- **Task directions**
Copy every line of the items below verbatim, leaving out the pictures.

- **Data shown**
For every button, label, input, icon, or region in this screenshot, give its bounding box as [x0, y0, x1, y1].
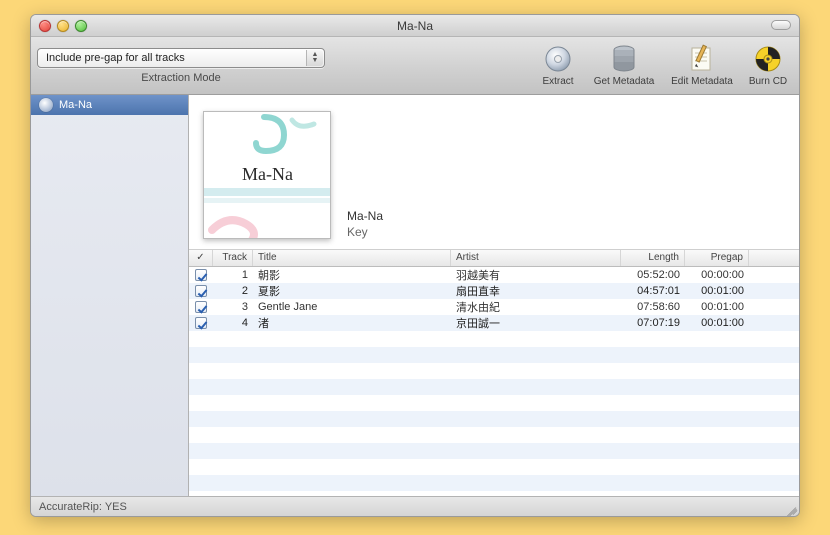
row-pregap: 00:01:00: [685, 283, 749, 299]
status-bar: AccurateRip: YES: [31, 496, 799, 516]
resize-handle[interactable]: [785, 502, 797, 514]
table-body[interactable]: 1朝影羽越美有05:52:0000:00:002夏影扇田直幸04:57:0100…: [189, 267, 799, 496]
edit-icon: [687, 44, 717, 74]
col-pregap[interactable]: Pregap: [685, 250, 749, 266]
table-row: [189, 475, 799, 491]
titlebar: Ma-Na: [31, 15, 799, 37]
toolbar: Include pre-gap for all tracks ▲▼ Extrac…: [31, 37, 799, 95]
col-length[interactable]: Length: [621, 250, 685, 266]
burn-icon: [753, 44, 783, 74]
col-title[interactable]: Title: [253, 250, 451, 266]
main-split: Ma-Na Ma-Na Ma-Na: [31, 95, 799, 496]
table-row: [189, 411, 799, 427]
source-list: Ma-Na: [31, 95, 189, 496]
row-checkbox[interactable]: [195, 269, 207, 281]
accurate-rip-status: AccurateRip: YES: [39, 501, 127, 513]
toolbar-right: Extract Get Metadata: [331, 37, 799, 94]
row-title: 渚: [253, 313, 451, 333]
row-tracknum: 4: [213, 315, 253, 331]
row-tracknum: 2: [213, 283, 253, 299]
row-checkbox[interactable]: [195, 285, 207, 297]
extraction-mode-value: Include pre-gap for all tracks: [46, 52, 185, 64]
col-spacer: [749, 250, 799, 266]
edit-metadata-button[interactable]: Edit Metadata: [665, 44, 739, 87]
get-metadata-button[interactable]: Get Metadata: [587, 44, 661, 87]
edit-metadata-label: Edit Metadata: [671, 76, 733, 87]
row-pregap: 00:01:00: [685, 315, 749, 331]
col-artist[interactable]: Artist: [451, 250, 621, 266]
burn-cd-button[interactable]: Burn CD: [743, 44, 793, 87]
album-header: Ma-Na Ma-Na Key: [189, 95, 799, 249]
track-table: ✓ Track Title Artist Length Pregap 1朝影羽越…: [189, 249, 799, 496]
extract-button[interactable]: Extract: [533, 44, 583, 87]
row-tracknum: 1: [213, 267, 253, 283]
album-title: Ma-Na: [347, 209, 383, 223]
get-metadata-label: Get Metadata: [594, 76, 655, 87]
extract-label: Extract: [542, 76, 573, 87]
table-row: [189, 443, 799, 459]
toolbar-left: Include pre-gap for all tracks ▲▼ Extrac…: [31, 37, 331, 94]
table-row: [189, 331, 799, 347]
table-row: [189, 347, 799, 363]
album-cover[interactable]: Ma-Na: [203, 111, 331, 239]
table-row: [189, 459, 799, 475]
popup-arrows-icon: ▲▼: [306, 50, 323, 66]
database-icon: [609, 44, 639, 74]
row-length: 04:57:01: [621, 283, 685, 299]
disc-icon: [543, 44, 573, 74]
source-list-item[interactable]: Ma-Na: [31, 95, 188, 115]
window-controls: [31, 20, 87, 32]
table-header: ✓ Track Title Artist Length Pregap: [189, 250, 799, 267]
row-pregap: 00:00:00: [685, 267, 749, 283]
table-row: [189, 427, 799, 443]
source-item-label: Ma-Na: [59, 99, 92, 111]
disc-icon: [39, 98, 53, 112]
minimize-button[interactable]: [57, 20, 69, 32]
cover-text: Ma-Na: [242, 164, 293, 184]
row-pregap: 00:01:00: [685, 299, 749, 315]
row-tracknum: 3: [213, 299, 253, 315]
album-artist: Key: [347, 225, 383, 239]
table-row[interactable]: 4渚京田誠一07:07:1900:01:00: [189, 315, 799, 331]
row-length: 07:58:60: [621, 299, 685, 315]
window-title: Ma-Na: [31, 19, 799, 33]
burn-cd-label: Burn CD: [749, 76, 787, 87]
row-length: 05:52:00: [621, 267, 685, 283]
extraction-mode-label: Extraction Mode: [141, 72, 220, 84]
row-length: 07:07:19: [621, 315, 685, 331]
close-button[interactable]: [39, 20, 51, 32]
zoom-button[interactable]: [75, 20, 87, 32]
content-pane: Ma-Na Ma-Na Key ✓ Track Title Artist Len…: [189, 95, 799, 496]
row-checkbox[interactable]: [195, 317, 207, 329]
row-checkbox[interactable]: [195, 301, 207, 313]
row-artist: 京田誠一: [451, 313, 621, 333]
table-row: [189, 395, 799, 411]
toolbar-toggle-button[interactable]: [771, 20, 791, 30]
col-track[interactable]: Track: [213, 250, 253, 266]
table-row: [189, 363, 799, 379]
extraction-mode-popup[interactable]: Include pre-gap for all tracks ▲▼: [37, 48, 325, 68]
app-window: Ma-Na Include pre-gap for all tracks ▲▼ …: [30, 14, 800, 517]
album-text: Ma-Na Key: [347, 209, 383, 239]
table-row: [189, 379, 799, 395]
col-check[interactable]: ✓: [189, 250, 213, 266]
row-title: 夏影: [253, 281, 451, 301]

- **Full solution**
For every button, label, input, icon, or region in this screenshot, give its bounding box as [x0, y0, x1, y1].
row-pregap: 00:01:00: [685, 283, 749, 299]
status-bar: AccurateRip: YES: [31, 496, 799, 516]
resize-handle[interactable]: [785, 502, 797, 514]
table-body[interactable]: 1朝影羽越美有05:52:0000:00:002夏影扇田直幸04:57:0100…: [189, 267, 799, 496]
edit-icon: [687, 44, 717, 74]
col-pregap[interactable]: Pregap: [685, 250, 749, 266]
table-row: [189, 475, 799, 491]
titlebar: Ma-Na: [31, 15, 799, 37]
toolbar: Include pre-gap for all tracks ▲▼ Extrac…: [31, 37, 799, 95]
col-length[interactable]: Length: [621, 250, 685, 266]
burn-icon: [753, 44, 783, 74]
col-title[interactable]: Title: [253, 250, 451, 266]
main-split: Ma-Na Ma-Na Ma-Na: [31, 95, 799, 496]
table-row: [189, 411, 799, 427]
source-list: Ma-Na: [31, 95, 189, 496]
row-checkbox[interactable]: [195, 269, 207, 281]
accurate-rip-status: AccurateRip: YES: [39, 501, 127, 513]
toolbar-right: Extract Get Metadata: [331, 37, 799, 94]
row-title: 渚: [253, 313, 451, 333]
row-tracknum: 4: [213, 315, 253, 331]
row-tracknum: 2: [213, 283, 253, 299]
row-checkbox[interactable]: [195, 285, 207, 297]
extraction-mode-value: Include pre-gap for all tracks: [46, 52, 185, 64]
col-spacer: [749, 250, 799, 266]
edit-metadata-button[interactable]: Edit Metadata: [665, 44, 739, 87]
get-metadata-button[interactable]: Get Metadata: [587, 44, 661, 87]
edit-metadata-label: Edit Metadata: [671, 76, 733, 87]
row-pregap: 00:01:00: [685, 315, 749, 331]
col-artist[interactable]: Artist: [451, 250, 621, 266]
burn-cd-button[interactable]: Burn CD: [743, 44, 793, 87]
album-header: Ma-Na Ma-Na Key: [189, 95, 799, 249]
track-table: ✓ Track Title Artist Length Pregap 1朝影羽越…: [189, 249, 799, 496]
extract-button[interactable]: Extract: [533, 44, 583, 87]
row-tracknum: 1: [213, 267, 253, 283]
album-title: Ma-Na: [347, 209, 383, 223]
get-metadata-label: Get Metadata: [594, 76, 655, 87]
extract-label: Extract: [542, 76, 573, 87]
table-row: [189, 443, 799, 459]
toolbar-left: Include pre-gap for all tracks ▲▼ Extrac…: [31, 37, 331, 94]
table-row: [189, 331, 799, 347]
table-row: [189, 347, 799, 363]
album-cover[interactable]: Ma-Na: [203, 111, 331, 239]
table-row: [189, 459, 799, 475]
popup-arrows-icon: ▲▼: [306, 50, 323, 66]
database-icon: [609, 44, 639, 74]
row-length: 04:57:01: [621, 283, 685, 299]
disc-icon: [543, 44, 573, 74]
source-list-item[interactable]: Ma-Na: [31, 95, 188, 115]
window-controls: [31, 20, 87, 32]
table-header: ✓ Track Title Artist Length Pregap: [189, 250, 799, 267]
row-pregap: 00:00:00: [685, 267, 749, 283]
table-row: [189, 427, 799, 443]
source-item-label: Ma-Na: [59, 99, 92, 111]
disc-icon: [39, 98, 53, 112]
minimize-button[interactable]: [57, 20, 69, 32]
cover-text: Ma-Na: [242, 164, 293, 184]
row-pregap: 00:01:00: [685, 299, 749, 315]
row-tracknum: 3: [213, 299, 253, 315]
album-artist: Key: [347, 225, 383, 239]
table-row[interactable]: 4渚京田誠一07:07:1900:01:00: [189, 315, 799, 331]
row-length: 07:58:60: [621, 299, 685, 315]
window-title: Ma-Na: [31, 19, 799, 33]
burn-cd-label: Burn CD: [749, 76, 787, 87]
row-length: 05:52:00: [621, 267, 685, 283]
extraction-mode-label: Extraction Mode: [141, 72, 220, 84]
row-length: 07:07:19: [621, 315, 685, 331]
close-button[interactable]: [39, 20, 51, 32]
zoom-button[interactable]: [75, 20, 87, 32]
content-pane: Ma-Na Ma-Na Key ✓ Track Title Artist Len…: [189, 95, 799, 496]
row-checkbox[interactable]: [195, 317, 207, 329]
row-checkbox[interactable]: [195, 301, 207, 313]
row-artist: 京田誠一: [451, 313, 621, 333]
table-row: [189, 395, 799, 411]
toolbar-toggle-button[interactable]: [771, 20, 791, 30]
col-track[interactable]: Track: [213, 250, 253, 266]
table-row: [189, 363, 799, 379]
extraction-mode-popup[interactable]: Include pre-gap for all tracks ▲▼: [37, 48, 325, 68]
app-window: Ma-Na Include pre-gap for all tracks ▲▼ …: [30, 14, 800, 517]
album-text: Ma-Na Key: [347, 209, 383, 239]
table-row: [189, 379, 799, 395]
col-check[interactable]: ✓: [189, 250, 213, 266]
row-title: 夏影: [253, 281, 451, 301]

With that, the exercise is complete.